Heuristics to determine unit boundaries: object peer stereotypes, detecting effects and FIRS-ness

Published by Manuel Rivero on 03/07/2025

Testing, TDD, Test Doubles, Legacy Code, Object-Oriented Design

Introduction.

In our previous post, The class is not the unit in the London school style of TDD, we talked about the distinction that the authors of the GOOS book make between the peers (real collaborators^[1]) and the internals of an object, and how this distinction was crucial for the maintainability of unit tests.

We commented how in the tests we write, we should only rely on test doubles to simulate the peers of an object because they align with the behaviours (roles, responsibilities^[2]) that the behaviour under test directly depends on, not the classes it depends on. This practice is consistent with the recommendation: “mock roles, not objects”^[3]. This helps us focus on testing behaviour rather than implementation details.

We also commented that test doubles should not simulate internal objects (any collaborator that is not a peer of the object under test), as they represent implementation details. Using test doubles for them can result in tests that are tightly coupled to structure rather than behaviour.

So, in order to reduce the coupling of our tests to implementation details, it’s crucial that we correctly identify the peers of an object.

Finally, we commented about the object peer stereotypes which are heuristics presented by the GOOS authors to help us think about our design and identify peers.

In this post, we’ll discuss different heuristics that we may apply to detect the peers of an object, or, in other words, to determine the boundaries of the unit under test. We’ll also examine the relationships between them.^[4].

Heuristics to determine the boundaries of the unit under test.

Heuristic 1: Object peer stereotypes.

According to the GOOS book an object’s peers are cohesive objects^[5] that can be loosely categorized into three types of relationship:

Dependencies: “services that the object needs from its environment so that it can fulfill its responsibilities. The object cannot function without these services. It should not be possible to create the object without them.”
Notifications: “objects that need to be kept up to date with the object’s activity. The object will notify interested peers whenever it changes state or performs a significant action. Notifications are “fire and forget” (the object neither knows nor cares which peers are listening).”
Adjustments: “objects that tweak or adapt the object’s behaviour to the needs of the system. This includes policy objects that make decisions on the object’s behalf (think Strategy Pattern), and component parts of the object if it’s a composite.”

These peer stereotypes should be considered as heuristics to help us think about our design, not as hard rules.

They help us define the unit’s boundaries because dependencies, notifications and adjustments should be outside the unit.

Next, we will introduce two more general heuristics that produce coarser-grained units and explain how these heuristics relate to one of the object peer stereotypes: dependencies.

Heuristic 2: FIRS-ness.

The FIRS properties (Fast, Isolated, Repeatable, Self-validating),^[6] provide an interesting guideline for delineating the boundaries of a unit.

According to this idea, any code that adheres to the FIRS properties (i.e., exhibits FIRS-ness) belongs within the unit, while any code that violates any of these properties is an awkward collaboration (a dependency that impairs testability), and should be pushed outside the unit.

We can push FIRS-violating code (i.e., awkward collaborations) outside the unit by applying the Dependency Inversion Principle (DIP). This allows us to control how the unit depends on the awkward dependencies, and enables the use of test doubles in our test to simulate the behaviour of the awkward dependencies, thereby avoiding the testability problems^[7] (i.e., FIRS violations) they introduce.

..........

**Problems**
[a] Answer these questions about the post on unit boundaries:
(i) Into which three types of relationship does the GOOS book loosely categorize an object's peers?
(ii) What do the letters in FIRS stand for?
(iii) Which principle does the post say we can apply to push FIRS-violating code outside the unit?
[b] Continue the post on unit boundaries from its last sentence.
The records are separate material from the post on unit boundaries.

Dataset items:

..........

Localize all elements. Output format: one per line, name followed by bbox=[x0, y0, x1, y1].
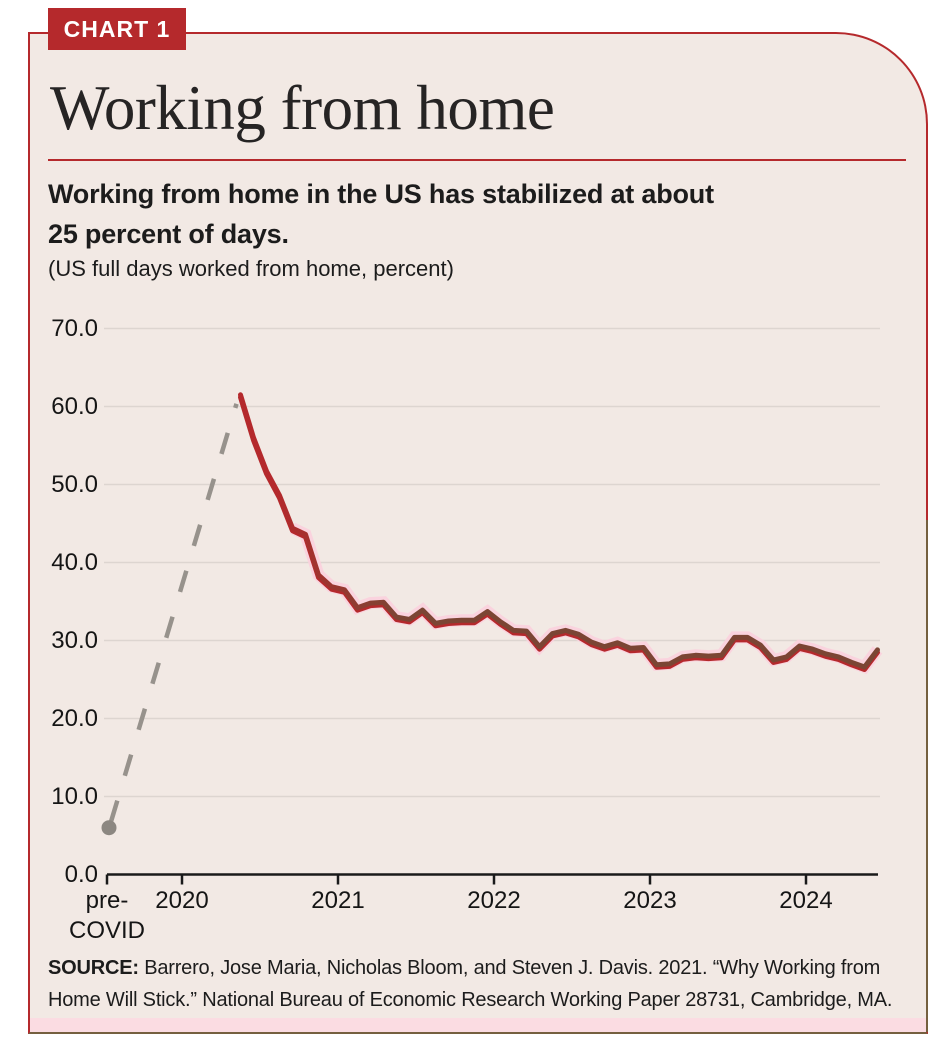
card-border-lower-right bbox=[926, 520, 928, 1032]
page-title: Working from home bbox=[50, 73, 555, 143]
bottom-accent-strip bbox=[30, 1018, 926, 1032]
source-label: SOURCE: bbox=[48, 957, 139, 979]
title-rule bbox=[48, 159, 906, 161]
y-axis-tick-label: 10.0 bbox=[51, 782, 98, 810]
axis-unit-note: (US full days worked from home, percent) bbox=[48, 256, 454, 281]
source-text-line-1: Barrero, Jose Maria, Nicholas Bloom, and… bbox=[48, 957, 881, 1011]
pre-covid-point bbox=[101, 820, 117, 836]
y-axis-tick-label: 0.0 bbox=[64, 860, 98, 888]
x-axis-tick-label: 2023 bbox=[623, 887, 677, 914]
chart-number-badge: CHART 1 bbox=[48, 8, 186, 50]
x-axis-tick-label: 2021 bbox=[311, 887, 365, 914]
dashed-connector-line bbox=[108, 403, 239, 823]
y-axis-tick-label: 20.0 bbox=[51, 704, 98, 732]
wfh-series-line bbox=[238, 392, 880, 670]
chart-subtitle: Working from home in the US has stabiliz… bbox=[48, 174, 714, 254]
chart-subtitle-line-2: 25 percent of days. bbox=[48, 219, 289, 249]
y-axis-tick-label: 30.0 bbox=[51, 626, 98, 654]
source-note: SOURCE: Barrero, Jose Maria, Nicholas Bl… bbox=[48, 952, 916, 1016]
y-axis-tick-label: 50.0 bbox=[51, 470, 98, 498]
y-axis-tick-label: 70.0 bbox=[51, 314, 98, 342]
chart-subtitle-line-1: Working from home in the US has stabiliz… bbox=[48, 179, 714, 209]
line-halo bbox=[289, 522, 883, 675]
y-axis-tick-label: 60.0 bbox=[51, 392, 98, 420]
source-text-line-2: Will Stick.” National Bureau of Economic… bbox=[105, 989, 893, 1011]
x-axis-tick-label: 2022 bbox=[467, 887, 521, 914]
x-axis-tick-label: pre- COVID bbox=[68, 887, 145, 944]
x-axis-tick-label: 2020 bbox=[155, 887, 209, 914]
chart-number-badge-label: CHART 1 bbox=[63, 15, 171, 42]
x-axis-tick-label: 2024 bbox=[779, 887, 833, 914]
y-axis-tick-label: 40.0 bbox=[51, 548, 98, 576]
chart-card bbox=[28, 32, 928, 1034]
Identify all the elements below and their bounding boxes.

..........

**Responses to the tasks**
[a]
(i) Dependencies, notifications and adjustments.
(ii) Fast, Isolated, Repeatable, Self-validating.
(iii) The Dependency Inversion Principle (DIP).

[b]
Heuristic 3: Detecting effects.

Another guideline to determine unit boundaries is inspired by the separation of effectful^[8] and non-effectful (pure) code in functional programming. From this perspective, unit boundaries emerge “wherever an effect needs to be performed”.

If state mutation isn’t considered an effect, the unit boundaries defined using the FIRS-ness concept and the isolating-non-effectful code guideline would mostly align. This isn’t surprising, as FIRS violations are usually caused by effects (except in the case of really slow computations).

So far, we’ve looked at three heuristics that lead us to unit testable designs.

We already commented that the unit boundaries defined using the FIRS-ness concept and the isolating-non-effectful code guideline would mostly align because FIRS violations are usually caused by effects.

Furthermore, we believe that the unit boundaries, derived from applying the FIRS-ness concept or detecting effects, closely align with those identified when using the “dependencies” peer stereotype. Remember that this stereotype is defined as “”services an object needs from its environment to fulfill its responsibilities”.

Additionally, these unit boundaries align with those in the classic style of TDD, where test doubles are primarily used as isolation tools to avoid effects or FIRS violations in tests.

Notice that we have focused on the “dependencies” peer stereotype as the heuristic that defines unit boundaries similar to those derived from applying the FIRS-ness and detecting effects heuristics. Later in this post, we will explore how the two other object peer stereotypes, adjustments and notifications, contribute to achieving finer-grained units and more maintainable tests.

FIRS-ness and detecting effects heuristics will delineate boundaries where our application is testable independently of its context, making them a useful starting point for defining the ports of our application. Where they fall short, though, is in expressing the ports’ interfaces in terms of the application, using only these two heuristics, we could end up with port interfaces that are not aligned with the application’s domain language^[9].

In contrast, using the dependencies peer stereotype provides an advantage over the previous two heuristics by leading to better-designed port interfaces. Recall that this stereotype is defined as “services an object needs from its environment to fulfill its responsibilities”. As a result, the port interfaces created using this approach align more closely with the ports & adapters pattern because they will reflect the language and concepts defined by the application itself.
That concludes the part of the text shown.